== Work required ==
Reproduce the complete listing without any deviation.

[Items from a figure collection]
+ + + +

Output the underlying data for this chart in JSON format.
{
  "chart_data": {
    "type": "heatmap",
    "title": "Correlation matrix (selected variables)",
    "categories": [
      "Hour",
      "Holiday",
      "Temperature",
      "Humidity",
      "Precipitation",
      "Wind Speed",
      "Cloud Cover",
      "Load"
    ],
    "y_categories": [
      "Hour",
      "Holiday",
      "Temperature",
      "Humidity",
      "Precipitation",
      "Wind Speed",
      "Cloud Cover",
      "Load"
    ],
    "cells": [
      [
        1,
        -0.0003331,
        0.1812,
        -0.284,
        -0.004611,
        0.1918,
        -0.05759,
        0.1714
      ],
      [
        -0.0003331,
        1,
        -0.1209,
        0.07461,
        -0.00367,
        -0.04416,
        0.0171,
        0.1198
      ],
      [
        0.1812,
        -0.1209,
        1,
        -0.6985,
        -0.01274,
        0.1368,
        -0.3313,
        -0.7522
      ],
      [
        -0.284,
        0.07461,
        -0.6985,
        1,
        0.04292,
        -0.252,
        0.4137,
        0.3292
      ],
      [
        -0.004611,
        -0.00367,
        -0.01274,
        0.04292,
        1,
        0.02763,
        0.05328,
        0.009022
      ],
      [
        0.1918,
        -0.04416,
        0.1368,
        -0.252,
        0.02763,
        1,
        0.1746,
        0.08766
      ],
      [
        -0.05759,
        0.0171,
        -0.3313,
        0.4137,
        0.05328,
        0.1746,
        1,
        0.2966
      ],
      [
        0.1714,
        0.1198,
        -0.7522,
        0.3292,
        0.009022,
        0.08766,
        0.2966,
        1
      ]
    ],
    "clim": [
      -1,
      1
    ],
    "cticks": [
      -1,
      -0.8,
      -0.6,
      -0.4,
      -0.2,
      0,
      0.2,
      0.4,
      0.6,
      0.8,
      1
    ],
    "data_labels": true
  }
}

+ + + +

== Solution for this exercise ==
Output the underlying data for this chart in JSON format.
{
  "chart_data": {
    "type": "heatmap",
    "title": "Correlation matrix (selected variables)",
    "categories": [
      "Hour",
      "Holiday",
      "Temperature",
      "Humidity",
      "Precipitation",
      "Wind Speed",
      "Cloud Cover",
      "Load"
    ],
    "y_categories": [
      "Hour",
      "Holiday",
      "Temperature",
      "Humidity",
      "Precipitation",
      "Wind Speed",
      "Cloud Cover",
      "Load"
    ],
    "cells": [
      [
        1,
        -0.0003331,
        0.1812,
        -0.284,
        -0.004611,
        0.1918,
        -0.05759,
        0.1714
      ],
      [
        -0.0003331,
        1,
        -0.1209,
        0.07461,
        -0.00367,
        -0.04416,
        0.0171,
        0.1198
      ],
      [
        0.1812,
        -0.1209,
        1,
        -0.6985,
        -0.01274,
        0.1368,
        -0.3313,
        -0.7522
      ],
      [
        -0.284,
        0.07461,
        -0.6985,
        1,
        0.04292,
        -0.252,
        0.4137,
        0.3292
      ],
      [
        -0.004611,
        -0.00367,
        -0.01274,
        0.04292,
        1,
        0.02763,
        0.05328,
        0.009022
      ],
      [
        0.1918,
        -0.04416,
        0.1368,
        -0.252,
        0.02763,
        1,
        0.1746,
        0.08766
      ],
      [
        -0.05759,
        0.0171,
        -0.3313,
        0.4137,
        0.05328,
        0.1746,
        1,
        0.2966
      ],
      [
        0.1714,
        0.1198,
        -0.7522,
        0.3292,
        0.009022,
        0.08766,
        0.2966,
        1
      ]
    ],
    "clim": [
      -1,
      1
    ],
    "cticks": [
      -1,
      -0.8,
      -0.6,
      -0.4,
      -0.2,
      0,
      0.2,
      0.4,
      0.6,
      0.8,
      1
    ],
    "data_labels": true
  }
}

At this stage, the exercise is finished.